▶ Instructions for the task
Convert the data below into a Markdown table with the columns Row and Line, giving each nonblank line its own numbered row. Keep the pictures out of the table.

(Entries from a dataset)

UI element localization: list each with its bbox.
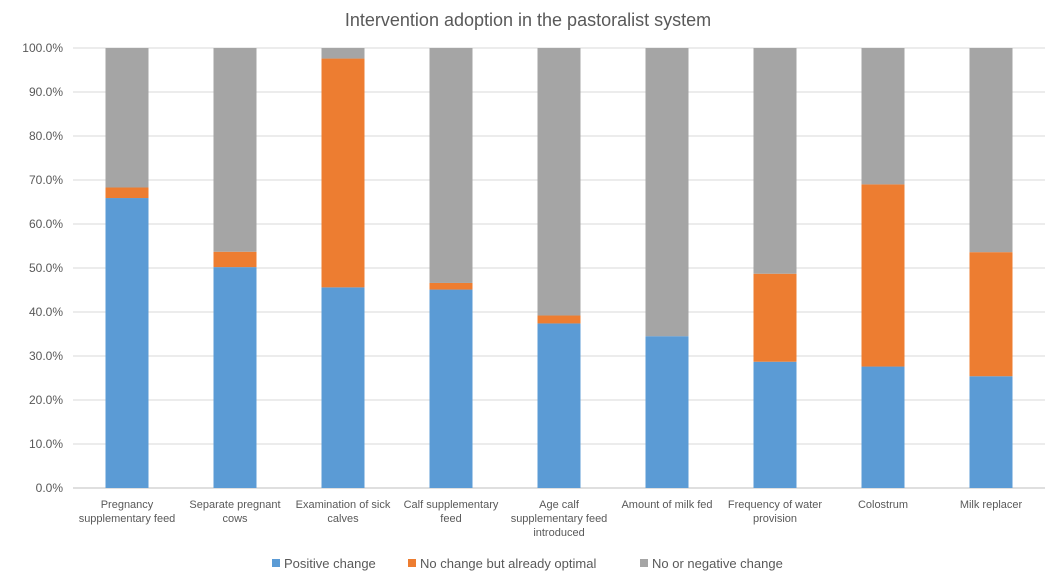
bar-segment — [861, 366, 905, 488]
legend-label: Positive change — [284, 556, 376, 571]
legend-swatch — [640, 559, 648, 567]
bar-segment — [105, 198, 149, 489]
bar-segment — [429, 289, 473, 488]
x-tick-label: Amount of milk fed — [621, 499, 712, 511]
legend-label: No or negative change — [652, 556, 783, 571]
y-tick-label: 40.0% — [29, 305, 63, 319]
legend-label: No change but already optimal — [420, 556, 596, 571]
y-tick-label: 100.0% — [22, 41, 63, 55]
x-tick-label: supplementary feed — [511, 513, 608, 525]
y-tick-label: 90.0% — [29, 85, 63, 99]
chart-title: Intervention adoption in the pastoralist… — [345, 10, 711, 30]
bar-segment — [213, 48, 257, 252]
y-tick-label: 80.0% — [29, 129, 63, 143]
y-tick-label: 70.0% — [29, 173, 63, 187]
bar-segment — [105, 48, 149, 188]
x-tick-label: supplementary feed — [79, 513, 176, 525]
bar-segment — [861, 184, 905, 367]
bar-segment — [105, 187, 149, 199]
bars — [105, 48, 1013, 489]
bar-segment — [969, 376, 1013, 488]
bar-segment — [321, 287, 365, 488]
bar-segment — [429, 48, 473, 283]
bar-segment — [537, 48, 581, 316]
bar-segment — [969, 252, 1013, 377]
y-axis-ticks: 0.0% 10.0% 20.0% 30.0% 40.0% 50.0% 60.0% 70.0% 8… — [22, 41, 63, 495]
x-tick-label: calves — [327, 513, 359, 525]
y-tick-label: 50.0% — [29, 261, 63, 275]
x-tick-label: Pregnancy — [101, 499, 154, 511]
bar-segment — [861, 48, 905, 185]
bar-segment — [753, 48, 797, 274]
x-tick-label: Age calf — [539, 499, 580, 511]
bar-segment — [537, 323, 581, 488]
y-tick-label: 30.0% — [29, 349, 63, 363]
x-tick-label: Frequency of water — [728, 499, 822, 511]
bar-segment — [213, 251, 257, 268]
y-tick-label: 20.0% — [29, 393, 63, 407]
bar-segment — [321, 58, 365, 288]
x-tick-label: Separate pregnant — [189, 499, 280, 511]
bar-segment — [969, 48, 1013, 253]
x-tick-label: Colostrum — [858, 499, 908, 511]
x-tick-label: cows — [222, 513, 248, 525]
y-tick-label: 60.0% — [29, 217, 63, 231]
x-axis-labels: Pregnancy supplementary feed Separate preg… — [79, 499, 1023, 539]
bar-segment — [645, 336, 689, 488]
legend-swatch — [272, 559, 280, 567]
bar-segment — [753, 273, 797, 362]
bar-segment — [213, 267, 257, 488]
x-tick-label: feed — [440, 513, 461, 525]
bar-segment — [537, 315, 581, 324]
bar-segment — [645, 48, 689, 337]
legend-swatch — [408, 559, 416, 567]
x-tick-label: Milk replacer — [960, 499, 1023, 511]
x-tick-label: Calf supplementary — [404, 499, 499, 511]
bar-segment — [753, 361, 797, 488]
bar-segment — [321, 48, 365, 59]
y-tick-label: 10.0% — [29, 437, 63, 451]
x-tick-label: provision — [753, 513, 797, 525]
x-tick-label: introduced — [533, 527, 584, 539]
x-tick-label: Examination of sick — [296, 499, 391, 511]
y-tick-label: 0.0% — [36, 481, 64, 495]
bar-segment — [429, 282, 473, 290]
legend: Positive change No change but already opt… — [272, 556, 783, 571]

▶ Answer for the task
| Row | Line |
|---|---|
| 1 | UI element localization: list each with its bbox. |
| 2 | bar-segment — [861, 366, 905, 488] |
| 3 | legend-label: Positive change — [284, 556, 376, 571] |
| 4 | legend-swatch — [640, 559, 648, 567] |
| 5 | bar-segment — [105, 198, 149, 489] |
| 6 | bar-segment — [429, 289, 473, 488] |
| 7 | x-tick-label: Amount of milk fed — [621, 499, 712, 511] |
| 8 | legend-label: No or negative change — [652, 556, 783, 571] |
| 9 | y-tick-label: 40.0% — [29, 305, 63, 319] |
| 10 | legend-label: No change but already optimal — [420, 556, 596, 571] |
| 11 | y-tick-label: 100.0% — [22, 41, 63, 55] |
| 12 | x-tick-label: supplementary feed — [511, 513, 608, 525] |
| 13 | y-tick-label: 90.0% — [29, 85, 63, 99] |
| 14 | chart-title: Intervention adoption in the pastoralist… — [345, 10, 711, 30] |
| 15 | bar-segment — [213, 48, 257, 252] |
| 16 | y-tick-label: 80.0% — [29, 129, 63, 143] |
| 17 | y-tick-label: 70.0% — [29, 173, 63, 187] |
| 18 | bar-segment — [105, 48, 149, 188] |
| 19 | x-tick-label: supplementary feed — [79, 513, 176, 525] |
| 20 | bar-segment — [861, 184, 905, 367] |
| 21 | bar-segment — [105, 187, 149, 199] |
| 22 | bars — [105, 48, 1013, 489] |
| 23 | bar-segment — [969, 376, 1013, 488] |
| 24 | bar-segment — [321, 287, 365, 488] |
| 25 | bar-segment — [429, 48, 473, 283] |
| 26 | bar-segment — [537, 48, 581, 316] |
| 27 | bar-segment — [969, 252, 1013, 377] |
| 28 | y-axis-ticks: 0.0% 10.0% 20.0% 30.0% 40.0% 50.0% 60.0% 70.0% 8… — [22, 41, 63, 495] |
| 29 | x-tick-label: calves — [327, 513, 359, 525] |
| 30 | y-tick-label: 50.0% — [29, 261, 63, 275] |
| 31 | x-tick-label: Pregnancy — [101, 499, 154, 511] |
| 32 | bar-segment — [861, 48, 905, 185] |
| 33 | bar-segment — [753, 48, 797, 274] |
| 34 | x-tick-label: Age calf — [539, 499, 580, 511] |
| 35 | bar-segment — [537, 323, 581, 488] |
| 36 | y-tick-label: 30.0% — [29, 349, 63, 363] |
| 37 | x-tick-label: Frequency of water — [728, 499, 822, 511] |
| 38 | bar-segment — [213, 251, 257, 268] |
| 39 | y-tick-label: 20.0% — [29, 393, 63, 407] |
| 40 | bar-segment — [321, 58, 365, 288] |
| 41 | x-tick-label: Separate pregnant — [189, 499, 280, 511] |
| 42 | bar-segment — [969, 48, 1013, 253] |
| 43 | x-tick-label: Colostrum — [858, 499, 908, 511] |
| 44 | x-tick-label: cows — [222, 513, 248, 525] |
| 45 | y-tick-label: 60.0% — [29, 217, 63, 231] |
| 46 | x-axis-labels: Pregnancy supplementary feed Separate preg… — [79, 499, 1023, 539] |
| 47 | bar-segment — [645, 336, 689, 488] |
| 48 | legend-swatch — [272, 559, 280, 567] |
| 49 | bar-segment — [753, 273, 797, 362] |
| 50 | bar-segment — [213, 267, 257, 488] |
| 51 | x-tick-label: feed — [440, 513, 461, 525] |
| 52 | bar-segment — [537, 315, 581, 324] |
| 53 | bar-segment — [645, 48, 689, 337] |
| 54 | legend-swatch — [408, 559, 416, 567] |
| 55 | x-tick-label: Milk replacer — [960, 499, 1023, 511] |
| 56 | x-tick-label: Calf supplementary — [404, 499, 499, 511] |
| 57 | bar-segment — [753, 361, 797, 488] |
| 58 | bar-segment — [321, 48, 365, 59] |
| 59 | y-tick-label: 10.0% — [29, 437, 63, 451] |
| 60 | x-tick-label: provision — [753, 513, 797, 525] |
| 61 | x-tick-label: introduced — [533, 527, 584, 539] |
| 62 | x-tick-label: Examination of sick — [296, 499, 391, 511] |
| 63 | y-tick-label: 0.0% — [36, 481, 64, 495] |
| 64 | bar-segment — [429, 282, 473, 290] |
| 65 | legend: Positive change No change but already opt… — [272, 556, 783, 571] |